# [Selected extract]
The measurements were performed in KCl aqueous solution. First, the solution with fixed concentration was placed in both half-cells. The system was kept at a room temperature of 25 °C during 1 h. The measurements were performed by increasing the concentration of KCl in one of the half-cells by consecutive addition of the KCl concentrate (1 M or 3.5 M). The cell EMF was measured continuously throughout the experiment. After each series of experiments, the membrane was placed in deionized water for 24 h to remove the rest of the electrolyte solution from the pores. Measurements for a number of membrane samples produced under the same synthesis conditions demonstrated good reproducibility.

2.5. Mathematical Model

The theoretical description of experimental results for ion transport through the membranes is performed with the help of the uniform potential model, which is based on the Navier–Stokes, Nernst–Planck, and Poisson equations [45,46]. The main assumptions of the model, problem statement, and calculation procedure are described below.

# [Records to process]
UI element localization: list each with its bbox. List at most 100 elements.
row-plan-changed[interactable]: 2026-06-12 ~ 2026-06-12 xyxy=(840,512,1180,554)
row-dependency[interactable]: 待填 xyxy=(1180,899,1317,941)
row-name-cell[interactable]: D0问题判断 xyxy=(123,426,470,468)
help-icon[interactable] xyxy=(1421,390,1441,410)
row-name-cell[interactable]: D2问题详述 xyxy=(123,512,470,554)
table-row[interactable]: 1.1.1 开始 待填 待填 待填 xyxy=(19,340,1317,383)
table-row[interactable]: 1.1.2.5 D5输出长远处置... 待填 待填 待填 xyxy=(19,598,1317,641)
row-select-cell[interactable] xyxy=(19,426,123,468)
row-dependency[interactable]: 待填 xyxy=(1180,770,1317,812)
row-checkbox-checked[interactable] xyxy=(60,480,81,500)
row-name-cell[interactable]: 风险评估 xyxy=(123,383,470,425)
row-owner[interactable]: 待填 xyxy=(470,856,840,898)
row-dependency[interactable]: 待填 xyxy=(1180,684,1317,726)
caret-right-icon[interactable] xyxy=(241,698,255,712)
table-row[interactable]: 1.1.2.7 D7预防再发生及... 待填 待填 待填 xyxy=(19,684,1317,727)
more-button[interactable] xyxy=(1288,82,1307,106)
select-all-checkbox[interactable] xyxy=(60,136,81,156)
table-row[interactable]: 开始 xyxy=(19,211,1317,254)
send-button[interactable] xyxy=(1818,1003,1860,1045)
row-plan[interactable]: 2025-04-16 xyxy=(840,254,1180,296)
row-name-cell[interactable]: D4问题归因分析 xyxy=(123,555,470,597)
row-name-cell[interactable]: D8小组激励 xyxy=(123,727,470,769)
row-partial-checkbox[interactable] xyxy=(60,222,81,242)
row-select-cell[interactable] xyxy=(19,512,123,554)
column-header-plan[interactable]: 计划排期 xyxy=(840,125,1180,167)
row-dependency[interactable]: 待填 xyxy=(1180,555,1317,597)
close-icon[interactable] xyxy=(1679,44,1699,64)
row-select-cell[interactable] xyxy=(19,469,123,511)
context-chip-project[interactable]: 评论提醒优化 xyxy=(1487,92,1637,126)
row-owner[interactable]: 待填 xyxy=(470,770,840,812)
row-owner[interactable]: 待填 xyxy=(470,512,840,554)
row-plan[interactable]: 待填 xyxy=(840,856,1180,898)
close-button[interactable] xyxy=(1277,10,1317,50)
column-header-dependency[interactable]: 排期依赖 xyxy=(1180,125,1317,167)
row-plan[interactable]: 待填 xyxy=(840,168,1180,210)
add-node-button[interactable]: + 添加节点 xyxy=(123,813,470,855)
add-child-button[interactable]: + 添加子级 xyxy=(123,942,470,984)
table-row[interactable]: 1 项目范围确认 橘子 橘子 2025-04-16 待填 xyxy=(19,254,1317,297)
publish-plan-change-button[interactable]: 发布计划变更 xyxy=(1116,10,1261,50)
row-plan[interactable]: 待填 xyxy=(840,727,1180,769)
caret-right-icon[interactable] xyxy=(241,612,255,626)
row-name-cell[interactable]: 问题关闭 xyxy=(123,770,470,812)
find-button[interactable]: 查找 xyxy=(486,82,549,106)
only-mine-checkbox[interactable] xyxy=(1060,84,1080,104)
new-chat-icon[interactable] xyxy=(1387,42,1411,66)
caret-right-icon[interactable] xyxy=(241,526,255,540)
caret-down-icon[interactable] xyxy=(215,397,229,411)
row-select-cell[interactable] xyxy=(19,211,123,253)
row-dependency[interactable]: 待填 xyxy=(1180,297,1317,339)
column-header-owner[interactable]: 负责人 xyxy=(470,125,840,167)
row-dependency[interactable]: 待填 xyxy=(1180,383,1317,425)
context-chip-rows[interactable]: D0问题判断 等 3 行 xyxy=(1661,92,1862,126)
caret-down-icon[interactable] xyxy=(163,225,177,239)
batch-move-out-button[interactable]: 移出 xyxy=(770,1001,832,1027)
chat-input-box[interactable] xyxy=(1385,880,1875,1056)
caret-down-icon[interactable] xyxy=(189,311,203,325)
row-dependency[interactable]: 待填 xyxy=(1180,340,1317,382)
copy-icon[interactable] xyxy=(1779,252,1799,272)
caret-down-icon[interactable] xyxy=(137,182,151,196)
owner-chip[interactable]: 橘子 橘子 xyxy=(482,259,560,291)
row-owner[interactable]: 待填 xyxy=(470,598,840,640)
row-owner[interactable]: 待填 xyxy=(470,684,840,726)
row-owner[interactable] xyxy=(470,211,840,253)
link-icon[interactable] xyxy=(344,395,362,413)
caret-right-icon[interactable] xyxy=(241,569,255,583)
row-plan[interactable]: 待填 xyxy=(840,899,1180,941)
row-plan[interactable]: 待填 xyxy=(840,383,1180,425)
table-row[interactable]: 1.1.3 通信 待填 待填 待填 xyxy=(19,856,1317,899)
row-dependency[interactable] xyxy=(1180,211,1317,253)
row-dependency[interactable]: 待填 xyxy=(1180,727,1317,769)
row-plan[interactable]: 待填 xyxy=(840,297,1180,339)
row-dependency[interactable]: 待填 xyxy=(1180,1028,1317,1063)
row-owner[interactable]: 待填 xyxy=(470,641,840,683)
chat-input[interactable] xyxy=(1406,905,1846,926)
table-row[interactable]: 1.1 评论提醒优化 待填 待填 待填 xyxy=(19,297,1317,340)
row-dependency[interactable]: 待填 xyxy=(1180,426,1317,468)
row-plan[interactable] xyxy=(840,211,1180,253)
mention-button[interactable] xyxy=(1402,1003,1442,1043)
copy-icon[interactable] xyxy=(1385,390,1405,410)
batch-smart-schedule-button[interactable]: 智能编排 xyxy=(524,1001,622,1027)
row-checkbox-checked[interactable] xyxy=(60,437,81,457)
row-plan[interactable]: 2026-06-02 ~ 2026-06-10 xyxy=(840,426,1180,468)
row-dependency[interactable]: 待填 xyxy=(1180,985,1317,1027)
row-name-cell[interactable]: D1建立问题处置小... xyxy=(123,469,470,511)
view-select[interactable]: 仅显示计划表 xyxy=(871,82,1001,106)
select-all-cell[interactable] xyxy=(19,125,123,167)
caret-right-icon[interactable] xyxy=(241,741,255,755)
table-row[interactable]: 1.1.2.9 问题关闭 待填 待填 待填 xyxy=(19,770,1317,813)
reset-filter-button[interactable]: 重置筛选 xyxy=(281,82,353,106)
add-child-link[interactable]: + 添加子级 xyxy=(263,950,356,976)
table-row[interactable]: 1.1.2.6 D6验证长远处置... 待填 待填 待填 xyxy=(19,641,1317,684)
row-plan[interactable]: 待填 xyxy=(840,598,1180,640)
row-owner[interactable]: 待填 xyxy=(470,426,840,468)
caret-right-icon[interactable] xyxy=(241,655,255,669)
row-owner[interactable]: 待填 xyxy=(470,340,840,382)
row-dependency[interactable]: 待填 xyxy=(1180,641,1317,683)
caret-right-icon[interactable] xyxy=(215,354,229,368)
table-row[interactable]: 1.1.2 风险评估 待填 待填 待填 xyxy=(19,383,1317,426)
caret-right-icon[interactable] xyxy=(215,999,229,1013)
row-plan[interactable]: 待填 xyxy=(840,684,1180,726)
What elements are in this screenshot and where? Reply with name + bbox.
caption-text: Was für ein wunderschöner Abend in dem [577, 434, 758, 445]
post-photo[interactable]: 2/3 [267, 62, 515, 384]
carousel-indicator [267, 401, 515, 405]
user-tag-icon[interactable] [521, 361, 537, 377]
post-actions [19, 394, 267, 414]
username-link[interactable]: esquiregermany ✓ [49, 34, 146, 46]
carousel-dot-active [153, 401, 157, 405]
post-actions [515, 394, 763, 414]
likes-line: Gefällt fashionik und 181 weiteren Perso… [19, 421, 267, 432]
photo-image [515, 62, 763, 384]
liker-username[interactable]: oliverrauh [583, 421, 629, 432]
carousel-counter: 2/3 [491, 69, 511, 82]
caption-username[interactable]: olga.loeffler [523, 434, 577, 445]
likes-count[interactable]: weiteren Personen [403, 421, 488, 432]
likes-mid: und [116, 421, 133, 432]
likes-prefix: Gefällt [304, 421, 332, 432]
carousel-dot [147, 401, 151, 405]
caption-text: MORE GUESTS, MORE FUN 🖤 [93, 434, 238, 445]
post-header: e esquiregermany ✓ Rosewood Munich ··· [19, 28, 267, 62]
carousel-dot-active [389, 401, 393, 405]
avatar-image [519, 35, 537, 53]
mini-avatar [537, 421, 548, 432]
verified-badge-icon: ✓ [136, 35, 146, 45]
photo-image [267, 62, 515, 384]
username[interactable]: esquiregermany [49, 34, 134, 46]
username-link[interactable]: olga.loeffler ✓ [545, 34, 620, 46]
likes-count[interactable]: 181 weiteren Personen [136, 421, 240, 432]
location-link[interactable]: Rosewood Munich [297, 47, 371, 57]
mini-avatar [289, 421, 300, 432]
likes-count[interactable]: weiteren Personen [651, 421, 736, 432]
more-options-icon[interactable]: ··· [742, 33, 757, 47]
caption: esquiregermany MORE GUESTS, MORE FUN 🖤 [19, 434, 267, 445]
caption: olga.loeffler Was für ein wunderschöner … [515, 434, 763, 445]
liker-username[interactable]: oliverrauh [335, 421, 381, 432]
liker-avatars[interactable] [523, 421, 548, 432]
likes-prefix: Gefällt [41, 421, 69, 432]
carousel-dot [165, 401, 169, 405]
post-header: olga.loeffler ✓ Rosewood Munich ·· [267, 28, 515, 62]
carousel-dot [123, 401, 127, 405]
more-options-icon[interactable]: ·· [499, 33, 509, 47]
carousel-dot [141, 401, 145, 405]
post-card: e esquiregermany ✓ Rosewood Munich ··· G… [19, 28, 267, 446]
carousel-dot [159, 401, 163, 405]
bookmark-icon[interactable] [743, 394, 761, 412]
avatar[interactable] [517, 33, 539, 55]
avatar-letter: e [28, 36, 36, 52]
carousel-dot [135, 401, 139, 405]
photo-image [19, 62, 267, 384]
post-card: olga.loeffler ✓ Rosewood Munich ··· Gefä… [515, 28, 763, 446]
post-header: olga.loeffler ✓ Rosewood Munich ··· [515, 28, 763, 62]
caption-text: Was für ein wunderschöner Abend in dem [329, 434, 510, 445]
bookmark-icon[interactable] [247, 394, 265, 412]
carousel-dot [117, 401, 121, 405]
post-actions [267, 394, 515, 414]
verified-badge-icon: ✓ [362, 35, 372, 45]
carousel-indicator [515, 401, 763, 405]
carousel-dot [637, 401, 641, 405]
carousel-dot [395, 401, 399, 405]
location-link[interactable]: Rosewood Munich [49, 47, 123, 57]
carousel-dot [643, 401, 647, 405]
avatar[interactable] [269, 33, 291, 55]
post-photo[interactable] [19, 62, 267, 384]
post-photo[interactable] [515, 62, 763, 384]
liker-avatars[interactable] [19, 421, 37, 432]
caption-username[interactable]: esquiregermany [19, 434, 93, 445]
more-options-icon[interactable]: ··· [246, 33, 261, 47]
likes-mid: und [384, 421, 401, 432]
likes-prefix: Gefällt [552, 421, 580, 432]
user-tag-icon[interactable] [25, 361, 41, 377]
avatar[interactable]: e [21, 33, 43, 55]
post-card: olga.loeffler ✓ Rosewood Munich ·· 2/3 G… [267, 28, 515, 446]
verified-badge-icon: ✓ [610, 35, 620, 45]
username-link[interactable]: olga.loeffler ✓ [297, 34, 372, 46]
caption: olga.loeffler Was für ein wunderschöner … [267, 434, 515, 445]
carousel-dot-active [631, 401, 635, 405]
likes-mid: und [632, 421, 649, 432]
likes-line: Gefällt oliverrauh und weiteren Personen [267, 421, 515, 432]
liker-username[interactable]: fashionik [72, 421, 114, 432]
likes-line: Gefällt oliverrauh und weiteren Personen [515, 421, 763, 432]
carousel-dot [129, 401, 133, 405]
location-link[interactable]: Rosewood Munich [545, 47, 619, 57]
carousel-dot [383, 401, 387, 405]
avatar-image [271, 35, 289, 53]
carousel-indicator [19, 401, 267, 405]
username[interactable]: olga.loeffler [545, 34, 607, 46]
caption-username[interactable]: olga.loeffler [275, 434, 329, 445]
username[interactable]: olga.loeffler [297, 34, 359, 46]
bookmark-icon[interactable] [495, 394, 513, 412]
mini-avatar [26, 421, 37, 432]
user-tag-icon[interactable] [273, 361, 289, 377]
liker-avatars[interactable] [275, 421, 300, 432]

# [What you will do]
**a.** Repeat the passage of the membrane measurement text from "The theoretical description" to "are described below.".
**b.** Reproduce the lines of the listing from its first line through the line containing "row-dependency[interactable]: 待填 xyxy=(1180,684,1317,726)", with both of those lines included.

# [Correct answers]
**a.**
The theoretical description of experimental results for ion transport through the membranes is performed with the help of the uniform potential model, which is based on the Navier–Stokes, Nernst–Planck, and Poisson equations [45,46]. The main assumptions of the model, problem statement, and calculation procedure are described below.

**b.**
UI element localization: list each with its bbox. List at most 100 elements.
row-plan-changed[interactable]: 2026-06-12 ~ 2026-06-12 xyxy=(840,512,1180,554)
row-dependency[interactable]: 待填 xyxy=(1180,899,1317,941)
row-name-cell[interactable]: D0问题判断 xyxy=(123,426,470,468)
help-icon[interactable] xyxy=(1421,390,1441,410)
row-name-cell[interactable]: D2问题详述 xyxy=(123,512,470,554)
table-row[interactable]: 1.1.1 开始 待填 待填 待填 xyxy=(19,340,1317,383)
table-row[interactable]: 1.1.2.5 D5输出长远处置... 待填 待填 待填 xyxy=(19,598,1317,641)
row-select-cell[interactable] xyxy=(19,426,123,468)
row-dependency[interactable]: 待填 xyxy=(1180,770,1317,812)
row-checkbox-checked[interactable] xyxy=(60,480,81,500)
row-name-cell[interactable]: 风险评估 xyxy=(123,383,470,425)
row-owner[interactable]: 待填 xyxy=(470,856,840,898)
row-dependency[interactable]: 待填 xyxy=(1180,684,1317,726)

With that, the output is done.